◆ READING TEXT ◆
-------------------------
My backend database is PostgreSQL
I have a TypeORM object simplified to:

@Entity()
@Index(['name'], {unique: true}
export class Foo extends BaseEntity 
{
 @PrimaryGeneratedColumn('uuid')
  id: string;


  @Column()
  name: string;

  @Column('varchar', { array: true })
  bar: string[];
}

I’m creating an API query handler that can handle searches. I can easily do a LIKE query on the name like this:

 let qs = Foo.createQueryBuilder('foo');
 qs.andWhere('foo.name ILIKE :name', {
    name:'%${name}%'
  });

I’d like to also search for e.g. any "bar" LIKE %myqueryterm% but I can’t seem to find anything on that.

I see a bunch of docs on how to exactly match a search term in bar, but no soft comparison.

What I essentially want to do is that I have a data set

[
{id: 1, name: 'whatever', bar: ['apple','bananna','yeti','woo']},
{id: 2, name: 'something else', bar: ['red','blue','green', 'boo']},
{id: 3, name: 'i dunno', bar: ['ford','chevy']},
]

and I’d like to let the user to be able to query e.g. "%oo% and return the first 2 records based on bar strings containing that substring.
-------------------------
◆ INFORMATION PROVIDED ◆
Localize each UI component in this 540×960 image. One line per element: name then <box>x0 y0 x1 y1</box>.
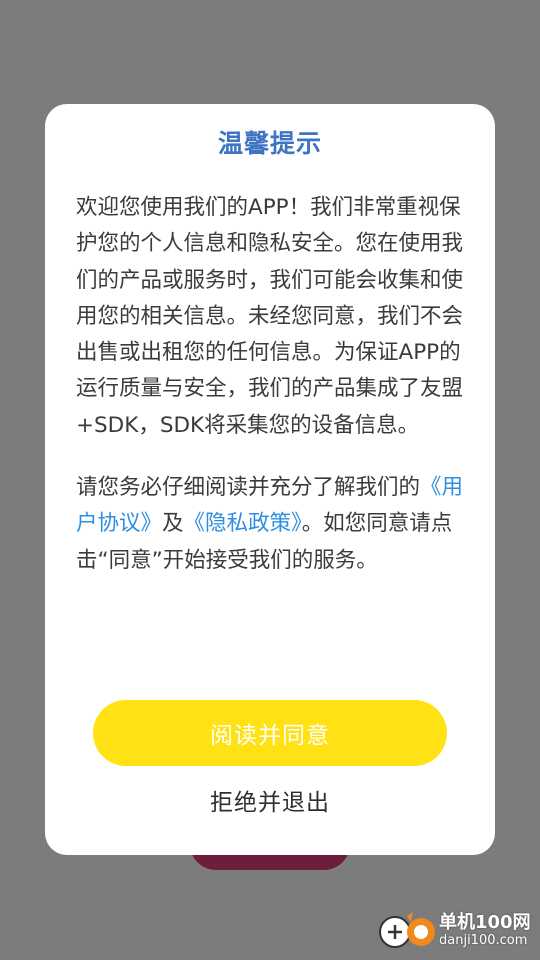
-------------------------
◆ EXERCISE 1 ◆
Please write out the passage of the TypeORM question from "bar: string[];" up to and including "anything on that.".
◆ EXERCISE 2 ◆
Continue the TypeORM array search question from the point where it stops.
The listing is not needed for this work.

◆ EXPECTED ANSWER 1 ◆
bar: string[];
}

I’m creating an API query handler that can handle searches. I can easily do a LIKE query on the name like this:

 let qs = Foo.createQueryBuilder('foo');
 qs.andWhere('foo.name ILIKE :name', {
    name:'%${name}%'
  });

I’d like to also search for e.g. any "bar" LIKE %myqueryterm% but I can’t seem to find anything on that.

◆ EXPECTED ANSWER 2 ◆
Tags:

2

Answers


  1. 0

    I don’t know typeorm. but based on https://github.com/typeorm/typeorm/issues/881

    The sql query would be like:

    WITH cte (
    id,
    name,
    bar
) AS (
    VALUES (1, 'whatever', ARRAY['apple', 'bananna', 'yeti', 'woo']),
        (2, 'something else', ARRAY['red', 'blue', 'green', 'boo']),
        (3, 'i dunno', ARRAY['ford', 'chevy'])
),
cte1 AS (
    SELECT
        json_agg(row_to_json(cte.*)) AS json_all
    FROM
        cte
)
SELECT
    value
FROM
    cte1,
    json_array_elements(json_all)
WHERE
    value ->> 'bar' ~ 'oo';

    Based on the github page, it would be like:

    getConnection().query("
with cte(id,name,bar) as (values
 (1,'whatever',array ['apple','bananna','yeti','woo'])
,(2,'something else',array  ['red','blue','green', 'boo'])
,(3,'i dunno',array ['ford','chevy'])
),cte1 AS
(select json_agg(row_to_json(cte.*)) as json_all from cte)
select value
from cte1,json_array_elements(json_all)
where value->>'bar' ~ @0", ['oo']);

    case insensitively match would be value->>'bar' ~* @0"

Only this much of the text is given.